__What this task involves__: Rewrite the records from their start through the line that contains "info-value: 6ヶ月 [968, 438, 1004, 453]", both ends included, switching "share-icon" to "send-icon" and leaving everything else unchanged.

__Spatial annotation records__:

* START *

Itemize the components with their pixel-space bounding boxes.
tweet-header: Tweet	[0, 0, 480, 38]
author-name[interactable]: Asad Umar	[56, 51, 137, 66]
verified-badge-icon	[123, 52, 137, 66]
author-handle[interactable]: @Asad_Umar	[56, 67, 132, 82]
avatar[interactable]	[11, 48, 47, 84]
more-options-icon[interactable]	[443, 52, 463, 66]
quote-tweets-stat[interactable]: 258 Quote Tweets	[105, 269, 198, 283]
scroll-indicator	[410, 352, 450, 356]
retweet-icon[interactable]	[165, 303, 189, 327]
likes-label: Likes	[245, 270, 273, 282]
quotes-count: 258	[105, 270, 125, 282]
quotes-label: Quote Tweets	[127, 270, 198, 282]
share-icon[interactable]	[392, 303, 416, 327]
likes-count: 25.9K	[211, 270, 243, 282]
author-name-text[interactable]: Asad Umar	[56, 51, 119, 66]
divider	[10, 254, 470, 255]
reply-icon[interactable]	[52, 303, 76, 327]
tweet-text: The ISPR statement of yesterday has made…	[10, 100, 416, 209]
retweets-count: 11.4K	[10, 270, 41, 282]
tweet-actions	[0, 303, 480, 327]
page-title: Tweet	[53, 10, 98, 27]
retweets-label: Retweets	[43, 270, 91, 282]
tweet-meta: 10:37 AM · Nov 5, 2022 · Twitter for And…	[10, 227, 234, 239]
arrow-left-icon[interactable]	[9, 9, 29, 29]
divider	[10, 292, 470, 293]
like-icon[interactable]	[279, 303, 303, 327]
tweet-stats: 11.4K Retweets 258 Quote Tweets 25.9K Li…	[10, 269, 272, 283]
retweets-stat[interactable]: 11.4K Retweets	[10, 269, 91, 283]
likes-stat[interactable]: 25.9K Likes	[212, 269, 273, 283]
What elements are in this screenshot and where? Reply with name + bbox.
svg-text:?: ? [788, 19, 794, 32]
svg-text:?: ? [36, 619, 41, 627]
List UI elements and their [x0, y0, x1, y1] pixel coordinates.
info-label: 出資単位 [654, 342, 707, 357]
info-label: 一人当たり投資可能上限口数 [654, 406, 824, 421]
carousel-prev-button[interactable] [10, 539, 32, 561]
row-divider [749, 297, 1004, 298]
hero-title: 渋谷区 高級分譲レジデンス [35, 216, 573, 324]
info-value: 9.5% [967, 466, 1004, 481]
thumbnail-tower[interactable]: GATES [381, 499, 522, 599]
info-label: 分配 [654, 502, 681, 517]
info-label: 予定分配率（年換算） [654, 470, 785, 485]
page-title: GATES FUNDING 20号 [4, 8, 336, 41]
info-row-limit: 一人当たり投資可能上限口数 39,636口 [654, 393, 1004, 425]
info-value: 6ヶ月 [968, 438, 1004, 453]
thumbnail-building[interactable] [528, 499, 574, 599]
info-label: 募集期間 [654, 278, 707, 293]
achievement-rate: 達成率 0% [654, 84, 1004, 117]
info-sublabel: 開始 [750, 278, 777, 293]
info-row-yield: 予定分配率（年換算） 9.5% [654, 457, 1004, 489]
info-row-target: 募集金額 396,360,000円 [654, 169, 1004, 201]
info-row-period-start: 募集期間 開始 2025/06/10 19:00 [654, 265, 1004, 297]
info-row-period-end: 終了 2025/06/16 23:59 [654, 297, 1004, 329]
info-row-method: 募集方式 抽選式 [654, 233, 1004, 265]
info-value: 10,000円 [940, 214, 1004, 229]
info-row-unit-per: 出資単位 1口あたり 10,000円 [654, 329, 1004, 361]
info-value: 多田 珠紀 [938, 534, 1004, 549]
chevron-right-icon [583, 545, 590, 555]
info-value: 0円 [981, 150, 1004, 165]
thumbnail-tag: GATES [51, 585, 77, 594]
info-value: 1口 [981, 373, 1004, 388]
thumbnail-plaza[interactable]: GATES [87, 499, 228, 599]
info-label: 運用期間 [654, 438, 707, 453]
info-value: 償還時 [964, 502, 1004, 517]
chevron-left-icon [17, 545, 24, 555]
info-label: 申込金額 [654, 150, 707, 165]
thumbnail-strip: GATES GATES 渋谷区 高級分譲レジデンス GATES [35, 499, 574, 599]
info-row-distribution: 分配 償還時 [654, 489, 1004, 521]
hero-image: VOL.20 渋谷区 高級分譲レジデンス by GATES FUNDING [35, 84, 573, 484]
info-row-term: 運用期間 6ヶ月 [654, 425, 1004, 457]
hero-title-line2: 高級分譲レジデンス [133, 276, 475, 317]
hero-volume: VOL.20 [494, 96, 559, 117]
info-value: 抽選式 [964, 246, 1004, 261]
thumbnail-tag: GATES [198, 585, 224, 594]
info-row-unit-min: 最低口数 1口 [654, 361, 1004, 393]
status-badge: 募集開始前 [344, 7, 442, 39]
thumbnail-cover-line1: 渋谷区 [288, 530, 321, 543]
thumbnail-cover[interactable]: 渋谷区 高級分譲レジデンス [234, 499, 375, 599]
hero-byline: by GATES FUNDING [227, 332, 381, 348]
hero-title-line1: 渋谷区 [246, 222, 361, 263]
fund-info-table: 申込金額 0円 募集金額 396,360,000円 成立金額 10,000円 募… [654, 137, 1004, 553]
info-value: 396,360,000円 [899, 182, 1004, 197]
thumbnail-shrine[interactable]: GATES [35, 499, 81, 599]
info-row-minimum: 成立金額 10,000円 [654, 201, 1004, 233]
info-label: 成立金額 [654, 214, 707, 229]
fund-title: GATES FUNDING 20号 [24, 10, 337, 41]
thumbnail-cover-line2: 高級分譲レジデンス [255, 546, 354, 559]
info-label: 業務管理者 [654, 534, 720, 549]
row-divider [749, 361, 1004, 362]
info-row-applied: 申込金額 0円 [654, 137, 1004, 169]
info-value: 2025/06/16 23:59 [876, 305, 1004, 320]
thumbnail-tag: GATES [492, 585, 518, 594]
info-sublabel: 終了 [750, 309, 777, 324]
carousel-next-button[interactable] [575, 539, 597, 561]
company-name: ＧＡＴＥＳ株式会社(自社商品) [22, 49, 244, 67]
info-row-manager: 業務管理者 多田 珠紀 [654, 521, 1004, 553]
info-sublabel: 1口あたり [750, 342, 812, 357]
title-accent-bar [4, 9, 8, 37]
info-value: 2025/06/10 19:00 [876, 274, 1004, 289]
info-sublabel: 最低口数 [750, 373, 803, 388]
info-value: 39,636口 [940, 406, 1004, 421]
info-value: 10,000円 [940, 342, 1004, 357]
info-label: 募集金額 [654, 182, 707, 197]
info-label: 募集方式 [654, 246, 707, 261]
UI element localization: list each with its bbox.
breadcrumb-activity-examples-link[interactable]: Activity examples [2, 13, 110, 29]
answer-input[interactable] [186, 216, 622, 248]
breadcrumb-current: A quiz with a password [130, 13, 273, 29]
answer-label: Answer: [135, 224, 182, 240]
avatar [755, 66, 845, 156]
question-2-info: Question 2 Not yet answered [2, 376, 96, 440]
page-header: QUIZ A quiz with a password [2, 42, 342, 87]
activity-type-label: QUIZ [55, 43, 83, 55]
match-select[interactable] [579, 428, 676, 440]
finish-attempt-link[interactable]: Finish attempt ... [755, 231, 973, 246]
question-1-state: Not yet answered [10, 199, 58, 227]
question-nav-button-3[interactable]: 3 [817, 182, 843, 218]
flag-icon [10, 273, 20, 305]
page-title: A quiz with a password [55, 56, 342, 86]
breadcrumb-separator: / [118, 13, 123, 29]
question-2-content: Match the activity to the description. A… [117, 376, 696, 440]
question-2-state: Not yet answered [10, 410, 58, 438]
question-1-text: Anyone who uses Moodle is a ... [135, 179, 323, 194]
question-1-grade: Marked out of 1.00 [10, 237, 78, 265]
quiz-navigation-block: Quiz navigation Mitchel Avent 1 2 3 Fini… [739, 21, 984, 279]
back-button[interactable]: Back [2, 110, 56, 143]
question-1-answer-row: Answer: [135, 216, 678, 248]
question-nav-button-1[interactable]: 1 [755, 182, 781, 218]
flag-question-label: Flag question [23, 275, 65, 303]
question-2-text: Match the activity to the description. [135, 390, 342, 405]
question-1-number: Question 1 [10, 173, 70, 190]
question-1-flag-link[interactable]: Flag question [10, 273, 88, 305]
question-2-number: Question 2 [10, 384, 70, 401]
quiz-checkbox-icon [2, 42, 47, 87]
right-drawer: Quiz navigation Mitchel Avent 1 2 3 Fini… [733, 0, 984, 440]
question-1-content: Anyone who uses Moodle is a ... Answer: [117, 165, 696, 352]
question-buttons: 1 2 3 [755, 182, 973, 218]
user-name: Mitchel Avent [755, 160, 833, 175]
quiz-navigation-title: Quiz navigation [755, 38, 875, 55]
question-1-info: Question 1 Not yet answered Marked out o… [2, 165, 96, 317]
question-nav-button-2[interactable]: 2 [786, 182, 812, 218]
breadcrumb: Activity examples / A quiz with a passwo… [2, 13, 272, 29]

* END *

__Result below__:
Itemize the components with their pixel-space bounding boxes.
tweet-header: Tweet	[0, 0, 480, 38]
author-name[interactable]: Asad Umar	[56, 51, 137, 66]
verified-badge-icon	[123, 52, 137, 66]
author-handle[interactable]: @Asad_Umar	[56, 67, 132, 82]
avatar[interactable]	[11, 48, 47, 84]
more-options-icon[interactable]	[443, 52, 463, 66]
quote-tweets-stat[interactable]: 258 Quote Tweets	[105, 269, 198, 283]
scroll-indicator	[410, 352, 450, 356]
retweet-icon[interactable]	[165, 303, 189, 327]
likes-label: Likes	[245, 270, 273, 282]
quotes-count: 258	[105, 270, 125, 282]
quotes-label: Quote Tweets	[127, 270, 198, 282]
send-icon[interactable]	[392, 303, 416, 327]
likes-count: 25.9K	[211, 270, 243, 282]
author-name-text[interactable]: Asad Umar	[56, 51, 119, 66]
divider	[10, 254, 470, 255]
reply-icon[interactable]	[52, 303, 76, 327]
tweet-text: The ISPR statement of yesterday has made…	[10, 100, 416, 209]
retweets-count: 11.4K	[10, 270, 41, 282]
tweet-actions	[0, 303, 480, 327]
page-title: Tweet	[53, 10, 98, 27]
retweets-label: Retweets	[43, 270, 91, 282]
tweet-meta: 10:37 AM · Nov 5, 2022 · Twitter for And…	[10, 227, 234, 239]
arrow-left-icon[interactable]	[9, 9, 29, 29]
divider	[10, 292, 470, 293]
like-icon[interactable]	[279, 303, 303, 327]
tweet-stats: 11.4K Retweets 258 Quote Tweets 25.9K Li…	[10, 269, 272, 283]
retweets-stat[interactable]: 11.4K Retweets	[10, 269, 91, 283]
likes-stat[interactable]: 25.9K Likes	[212, 269, 273, 283]
What elements are in this screenshot and where? Reply with name + bbox.
svg-text:?: ? [788, 19, 794, 32]
svg-text:?: ? [36, 619, 41, 627]
List UI elements and their [x0, y0, x1, y1] pixel coordinates.
info-label: 出資単位 [654, 342, 707, 357]
info-label: 一人当たり投資可能上限口数 [654, 406, 824, 421]
carousel-prev-button[interactable] [10, 539, 32, 561]
row-divider [749, 297, 1004, 298]
hero-title: 渋谷区 高級分譲レジデンス [35, 216, 573, 324]
info-value: 9.5% [967, 466, 1004, 481]
thumbnail-tower[interactable]: GATES [381, 499, 522, 599]
info-label: 分配 [654, 502, 681, 517]
info-label: 予定分配率（年換算） [654, 470, 785, 485]
page-title: GATES FUNDING 20号 [4, 8, 336, 41]
info-row-limit: 一人当たり投資可能上限口数 39,636口 [654, 393, 1004, 425]
info-value: 6ヶ月 [968, 438, 1004, 453]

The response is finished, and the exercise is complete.